| Directive |
Find every line in the records that holds the string "Zurrpunkte". Copy each one.

| Records for processing |
##########
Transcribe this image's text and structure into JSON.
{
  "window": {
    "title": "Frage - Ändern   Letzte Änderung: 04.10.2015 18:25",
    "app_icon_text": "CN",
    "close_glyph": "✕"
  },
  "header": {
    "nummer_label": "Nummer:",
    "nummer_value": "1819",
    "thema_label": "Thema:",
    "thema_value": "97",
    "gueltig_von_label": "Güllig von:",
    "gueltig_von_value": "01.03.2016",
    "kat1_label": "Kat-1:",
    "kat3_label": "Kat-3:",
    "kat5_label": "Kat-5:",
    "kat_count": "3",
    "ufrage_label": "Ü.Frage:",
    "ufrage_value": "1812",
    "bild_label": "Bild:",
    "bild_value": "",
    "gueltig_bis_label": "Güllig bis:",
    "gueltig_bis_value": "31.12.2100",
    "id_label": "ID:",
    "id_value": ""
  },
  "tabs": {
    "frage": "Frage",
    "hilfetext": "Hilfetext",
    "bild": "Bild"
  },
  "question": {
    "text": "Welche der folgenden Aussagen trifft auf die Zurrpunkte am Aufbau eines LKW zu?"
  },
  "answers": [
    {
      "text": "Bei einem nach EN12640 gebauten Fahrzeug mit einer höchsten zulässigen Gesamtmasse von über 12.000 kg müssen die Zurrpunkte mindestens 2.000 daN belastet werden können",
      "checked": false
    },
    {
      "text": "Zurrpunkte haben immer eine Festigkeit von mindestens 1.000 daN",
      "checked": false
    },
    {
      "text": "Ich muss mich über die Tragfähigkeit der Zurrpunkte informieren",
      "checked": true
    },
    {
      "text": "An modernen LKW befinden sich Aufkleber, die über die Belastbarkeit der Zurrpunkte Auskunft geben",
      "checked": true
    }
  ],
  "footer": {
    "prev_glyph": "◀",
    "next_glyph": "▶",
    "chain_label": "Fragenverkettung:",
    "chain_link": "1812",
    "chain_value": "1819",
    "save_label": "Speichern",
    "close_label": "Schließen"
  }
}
##########
| Reply to the exercise |
    "text": "Welche der folgenden Aussagen trifft auf die Zurrpunkte am Aufbau eines LKW zu?"
      "text": "Bei einem nach EN12640 gebauten Fahrzeug mit einer höchsten zulässigen Gesamtmasse von über 12.000 kg müssen die Zurrpunkte mindestens 2.000 daN belastet werden können",
      "text": "Zurrpunkte haben immer eine Festigkeit von mindestens 1.000 daN",
      "text": "Ich muss mich über die Tragfähigkeit der Zurrpunkte informieren",
      "text": "An modernen LKW befinden sich Aufkleber, die über die Belastbarkeit der Zurrpunkte Auskunft geben",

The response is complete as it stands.